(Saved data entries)

******************************

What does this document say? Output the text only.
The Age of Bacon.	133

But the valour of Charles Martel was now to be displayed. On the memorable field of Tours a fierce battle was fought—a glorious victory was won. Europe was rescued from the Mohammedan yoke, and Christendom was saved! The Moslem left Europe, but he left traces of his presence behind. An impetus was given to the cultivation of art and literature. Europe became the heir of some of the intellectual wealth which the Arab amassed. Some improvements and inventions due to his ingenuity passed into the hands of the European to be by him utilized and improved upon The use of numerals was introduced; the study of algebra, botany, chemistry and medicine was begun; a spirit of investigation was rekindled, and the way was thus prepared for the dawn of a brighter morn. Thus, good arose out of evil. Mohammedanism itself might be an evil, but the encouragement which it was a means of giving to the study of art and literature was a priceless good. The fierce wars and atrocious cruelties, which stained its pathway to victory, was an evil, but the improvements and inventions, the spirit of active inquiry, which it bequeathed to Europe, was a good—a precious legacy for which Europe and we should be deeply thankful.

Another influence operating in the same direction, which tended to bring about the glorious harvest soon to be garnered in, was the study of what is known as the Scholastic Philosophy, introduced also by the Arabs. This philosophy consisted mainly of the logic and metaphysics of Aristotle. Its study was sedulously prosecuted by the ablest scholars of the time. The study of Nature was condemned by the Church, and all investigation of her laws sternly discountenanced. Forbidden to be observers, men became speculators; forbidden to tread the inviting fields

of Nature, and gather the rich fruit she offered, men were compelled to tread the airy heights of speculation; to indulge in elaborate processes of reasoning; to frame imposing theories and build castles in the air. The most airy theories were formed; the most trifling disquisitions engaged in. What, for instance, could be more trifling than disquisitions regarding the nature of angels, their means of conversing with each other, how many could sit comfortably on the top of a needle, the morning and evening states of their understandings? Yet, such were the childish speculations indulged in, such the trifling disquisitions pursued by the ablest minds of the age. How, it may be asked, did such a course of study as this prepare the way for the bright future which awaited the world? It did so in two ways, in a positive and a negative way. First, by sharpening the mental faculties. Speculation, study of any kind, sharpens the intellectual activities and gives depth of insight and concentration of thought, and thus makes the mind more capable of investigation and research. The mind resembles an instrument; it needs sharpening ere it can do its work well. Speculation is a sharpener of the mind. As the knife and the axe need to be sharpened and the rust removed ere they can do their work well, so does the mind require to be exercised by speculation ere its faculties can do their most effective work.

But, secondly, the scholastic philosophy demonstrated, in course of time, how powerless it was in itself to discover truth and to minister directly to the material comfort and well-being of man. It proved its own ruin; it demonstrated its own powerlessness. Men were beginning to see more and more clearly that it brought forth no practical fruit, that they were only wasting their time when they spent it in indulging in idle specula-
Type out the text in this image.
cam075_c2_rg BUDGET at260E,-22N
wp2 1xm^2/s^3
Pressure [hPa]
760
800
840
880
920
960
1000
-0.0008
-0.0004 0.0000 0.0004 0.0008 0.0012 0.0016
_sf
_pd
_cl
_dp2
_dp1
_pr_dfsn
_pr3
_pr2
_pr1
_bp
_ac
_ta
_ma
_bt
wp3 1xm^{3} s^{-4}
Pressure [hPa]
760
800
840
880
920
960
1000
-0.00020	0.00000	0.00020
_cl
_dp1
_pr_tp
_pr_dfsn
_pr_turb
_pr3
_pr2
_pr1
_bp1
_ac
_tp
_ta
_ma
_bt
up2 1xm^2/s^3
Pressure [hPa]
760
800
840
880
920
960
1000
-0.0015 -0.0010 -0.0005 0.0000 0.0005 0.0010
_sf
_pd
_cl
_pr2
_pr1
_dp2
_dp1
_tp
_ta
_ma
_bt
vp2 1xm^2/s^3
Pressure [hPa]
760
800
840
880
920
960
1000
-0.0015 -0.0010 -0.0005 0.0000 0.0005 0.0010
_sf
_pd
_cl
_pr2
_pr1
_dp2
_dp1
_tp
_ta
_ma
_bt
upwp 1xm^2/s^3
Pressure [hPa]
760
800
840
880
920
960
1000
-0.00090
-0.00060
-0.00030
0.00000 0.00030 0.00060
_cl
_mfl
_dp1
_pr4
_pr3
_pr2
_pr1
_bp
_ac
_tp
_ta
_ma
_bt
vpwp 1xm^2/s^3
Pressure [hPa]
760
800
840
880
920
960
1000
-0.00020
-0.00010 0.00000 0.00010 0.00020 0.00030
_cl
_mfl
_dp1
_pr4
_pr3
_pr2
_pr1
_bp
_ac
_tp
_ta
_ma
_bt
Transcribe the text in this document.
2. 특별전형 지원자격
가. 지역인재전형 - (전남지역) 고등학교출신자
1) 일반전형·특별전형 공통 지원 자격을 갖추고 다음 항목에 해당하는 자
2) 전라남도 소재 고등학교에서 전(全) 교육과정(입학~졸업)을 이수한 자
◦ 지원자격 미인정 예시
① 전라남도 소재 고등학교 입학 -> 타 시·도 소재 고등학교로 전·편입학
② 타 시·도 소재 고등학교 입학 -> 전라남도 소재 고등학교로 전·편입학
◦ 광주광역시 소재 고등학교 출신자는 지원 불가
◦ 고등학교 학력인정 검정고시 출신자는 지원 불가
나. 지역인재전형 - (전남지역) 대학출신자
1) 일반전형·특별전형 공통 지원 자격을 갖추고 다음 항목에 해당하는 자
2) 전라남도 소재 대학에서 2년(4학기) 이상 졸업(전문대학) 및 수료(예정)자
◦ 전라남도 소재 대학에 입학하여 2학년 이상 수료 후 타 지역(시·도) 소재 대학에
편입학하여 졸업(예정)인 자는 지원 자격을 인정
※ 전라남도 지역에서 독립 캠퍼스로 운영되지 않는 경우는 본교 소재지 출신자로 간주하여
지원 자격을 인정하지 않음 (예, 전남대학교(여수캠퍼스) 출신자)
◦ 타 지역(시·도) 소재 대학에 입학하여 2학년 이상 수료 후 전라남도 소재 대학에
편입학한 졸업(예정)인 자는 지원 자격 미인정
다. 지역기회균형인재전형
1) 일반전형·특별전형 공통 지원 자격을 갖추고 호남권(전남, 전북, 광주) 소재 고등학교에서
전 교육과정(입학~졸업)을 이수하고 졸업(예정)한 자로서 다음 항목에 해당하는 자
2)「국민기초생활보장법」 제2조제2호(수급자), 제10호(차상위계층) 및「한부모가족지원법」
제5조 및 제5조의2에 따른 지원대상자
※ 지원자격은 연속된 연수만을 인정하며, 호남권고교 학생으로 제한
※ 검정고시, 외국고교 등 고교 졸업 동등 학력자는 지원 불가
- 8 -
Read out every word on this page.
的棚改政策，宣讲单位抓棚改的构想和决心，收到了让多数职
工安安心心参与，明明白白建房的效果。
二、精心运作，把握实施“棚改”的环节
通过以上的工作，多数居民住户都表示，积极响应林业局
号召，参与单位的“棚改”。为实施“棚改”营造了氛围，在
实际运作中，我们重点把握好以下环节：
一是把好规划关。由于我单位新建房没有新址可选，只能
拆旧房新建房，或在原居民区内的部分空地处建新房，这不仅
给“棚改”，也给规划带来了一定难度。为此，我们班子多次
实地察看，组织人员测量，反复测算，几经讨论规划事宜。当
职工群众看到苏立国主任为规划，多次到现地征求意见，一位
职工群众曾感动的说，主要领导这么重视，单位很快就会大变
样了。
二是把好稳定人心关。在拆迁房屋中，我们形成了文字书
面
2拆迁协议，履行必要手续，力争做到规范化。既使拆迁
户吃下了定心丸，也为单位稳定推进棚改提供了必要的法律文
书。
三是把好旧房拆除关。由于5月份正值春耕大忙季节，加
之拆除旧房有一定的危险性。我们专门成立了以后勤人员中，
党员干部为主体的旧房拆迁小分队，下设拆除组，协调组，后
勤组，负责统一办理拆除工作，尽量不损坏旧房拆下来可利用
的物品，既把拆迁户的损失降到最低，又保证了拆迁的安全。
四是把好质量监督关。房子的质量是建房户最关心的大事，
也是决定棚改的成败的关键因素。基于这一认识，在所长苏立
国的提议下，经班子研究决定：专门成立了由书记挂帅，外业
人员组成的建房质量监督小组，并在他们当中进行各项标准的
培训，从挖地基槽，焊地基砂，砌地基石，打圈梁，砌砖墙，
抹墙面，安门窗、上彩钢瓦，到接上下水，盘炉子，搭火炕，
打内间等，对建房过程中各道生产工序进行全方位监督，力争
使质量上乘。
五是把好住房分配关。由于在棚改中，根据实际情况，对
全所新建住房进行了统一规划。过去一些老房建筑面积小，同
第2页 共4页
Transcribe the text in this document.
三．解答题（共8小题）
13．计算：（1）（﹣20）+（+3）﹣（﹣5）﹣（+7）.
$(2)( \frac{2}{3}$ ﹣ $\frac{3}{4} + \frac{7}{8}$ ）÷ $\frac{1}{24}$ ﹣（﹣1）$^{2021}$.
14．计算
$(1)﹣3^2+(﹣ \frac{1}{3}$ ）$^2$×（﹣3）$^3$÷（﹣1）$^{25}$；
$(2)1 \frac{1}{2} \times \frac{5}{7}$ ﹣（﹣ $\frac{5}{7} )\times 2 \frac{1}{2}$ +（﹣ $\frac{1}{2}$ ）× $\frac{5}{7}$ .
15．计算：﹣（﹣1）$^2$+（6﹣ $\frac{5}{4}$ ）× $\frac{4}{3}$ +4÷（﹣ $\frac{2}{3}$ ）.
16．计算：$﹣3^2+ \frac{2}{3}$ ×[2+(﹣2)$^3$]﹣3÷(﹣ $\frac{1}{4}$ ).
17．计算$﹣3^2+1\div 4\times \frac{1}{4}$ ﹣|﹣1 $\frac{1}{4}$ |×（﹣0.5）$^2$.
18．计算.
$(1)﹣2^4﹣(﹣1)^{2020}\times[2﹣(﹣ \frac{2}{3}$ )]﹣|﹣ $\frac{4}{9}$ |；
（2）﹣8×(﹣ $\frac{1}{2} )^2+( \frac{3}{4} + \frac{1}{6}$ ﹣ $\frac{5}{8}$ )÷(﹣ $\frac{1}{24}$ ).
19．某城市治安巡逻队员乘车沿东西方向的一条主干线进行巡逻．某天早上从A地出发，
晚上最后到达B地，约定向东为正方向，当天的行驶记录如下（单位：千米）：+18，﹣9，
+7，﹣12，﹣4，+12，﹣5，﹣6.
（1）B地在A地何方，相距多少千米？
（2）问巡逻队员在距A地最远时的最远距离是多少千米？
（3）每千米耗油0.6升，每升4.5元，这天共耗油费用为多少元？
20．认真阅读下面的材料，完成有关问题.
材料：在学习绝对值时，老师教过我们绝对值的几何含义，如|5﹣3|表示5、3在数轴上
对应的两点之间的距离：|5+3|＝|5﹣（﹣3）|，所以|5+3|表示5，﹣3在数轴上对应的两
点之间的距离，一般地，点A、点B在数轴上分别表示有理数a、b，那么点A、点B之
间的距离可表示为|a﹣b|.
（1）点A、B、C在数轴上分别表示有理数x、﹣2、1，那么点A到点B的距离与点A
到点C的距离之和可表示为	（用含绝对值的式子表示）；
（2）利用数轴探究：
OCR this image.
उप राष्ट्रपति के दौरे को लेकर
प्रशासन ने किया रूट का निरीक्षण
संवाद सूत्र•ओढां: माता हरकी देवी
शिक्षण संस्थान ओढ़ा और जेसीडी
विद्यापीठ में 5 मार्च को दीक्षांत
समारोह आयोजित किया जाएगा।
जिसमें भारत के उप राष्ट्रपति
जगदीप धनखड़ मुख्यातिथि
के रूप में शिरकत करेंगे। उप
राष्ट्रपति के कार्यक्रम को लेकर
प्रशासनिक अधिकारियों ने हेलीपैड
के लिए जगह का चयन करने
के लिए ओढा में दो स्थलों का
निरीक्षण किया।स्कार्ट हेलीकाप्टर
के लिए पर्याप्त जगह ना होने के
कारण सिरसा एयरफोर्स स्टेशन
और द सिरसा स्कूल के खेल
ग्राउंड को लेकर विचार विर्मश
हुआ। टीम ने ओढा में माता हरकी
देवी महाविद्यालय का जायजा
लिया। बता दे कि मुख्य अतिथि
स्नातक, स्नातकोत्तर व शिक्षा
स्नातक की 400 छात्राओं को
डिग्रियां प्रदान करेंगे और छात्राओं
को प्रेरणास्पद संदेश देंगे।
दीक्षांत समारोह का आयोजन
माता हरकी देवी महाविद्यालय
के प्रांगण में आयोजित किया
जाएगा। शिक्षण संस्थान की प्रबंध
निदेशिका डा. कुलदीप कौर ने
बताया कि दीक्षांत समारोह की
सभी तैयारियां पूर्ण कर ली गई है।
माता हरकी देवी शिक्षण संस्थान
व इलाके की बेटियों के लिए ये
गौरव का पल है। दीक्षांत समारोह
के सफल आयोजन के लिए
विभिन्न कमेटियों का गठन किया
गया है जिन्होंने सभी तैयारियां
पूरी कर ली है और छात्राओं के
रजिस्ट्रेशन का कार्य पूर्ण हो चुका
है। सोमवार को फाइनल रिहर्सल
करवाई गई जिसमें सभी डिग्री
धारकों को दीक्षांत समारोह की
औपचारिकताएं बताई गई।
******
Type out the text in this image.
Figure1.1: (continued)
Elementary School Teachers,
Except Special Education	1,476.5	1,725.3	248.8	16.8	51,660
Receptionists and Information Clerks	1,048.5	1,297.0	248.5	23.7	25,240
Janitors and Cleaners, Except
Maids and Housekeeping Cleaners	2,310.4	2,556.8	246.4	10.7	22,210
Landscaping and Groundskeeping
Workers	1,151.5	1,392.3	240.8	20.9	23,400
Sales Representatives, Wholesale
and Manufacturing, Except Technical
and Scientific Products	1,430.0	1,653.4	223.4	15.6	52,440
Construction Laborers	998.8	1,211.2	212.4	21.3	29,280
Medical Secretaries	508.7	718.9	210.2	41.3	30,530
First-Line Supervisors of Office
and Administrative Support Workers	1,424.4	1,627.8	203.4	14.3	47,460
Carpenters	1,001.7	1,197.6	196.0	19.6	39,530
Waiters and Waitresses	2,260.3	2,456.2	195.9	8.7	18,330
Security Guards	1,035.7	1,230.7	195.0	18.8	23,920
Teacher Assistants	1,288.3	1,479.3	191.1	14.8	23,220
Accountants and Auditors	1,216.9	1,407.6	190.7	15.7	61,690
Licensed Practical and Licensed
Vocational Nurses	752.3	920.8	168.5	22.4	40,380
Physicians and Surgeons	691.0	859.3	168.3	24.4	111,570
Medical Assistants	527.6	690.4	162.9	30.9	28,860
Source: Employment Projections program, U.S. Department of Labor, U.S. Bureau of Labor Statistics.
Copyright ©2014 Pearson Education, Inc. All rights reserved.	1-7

******************************

State the count of lines holding the string "교육과정" in the listing above, and nothing else.

- [Reply]:
2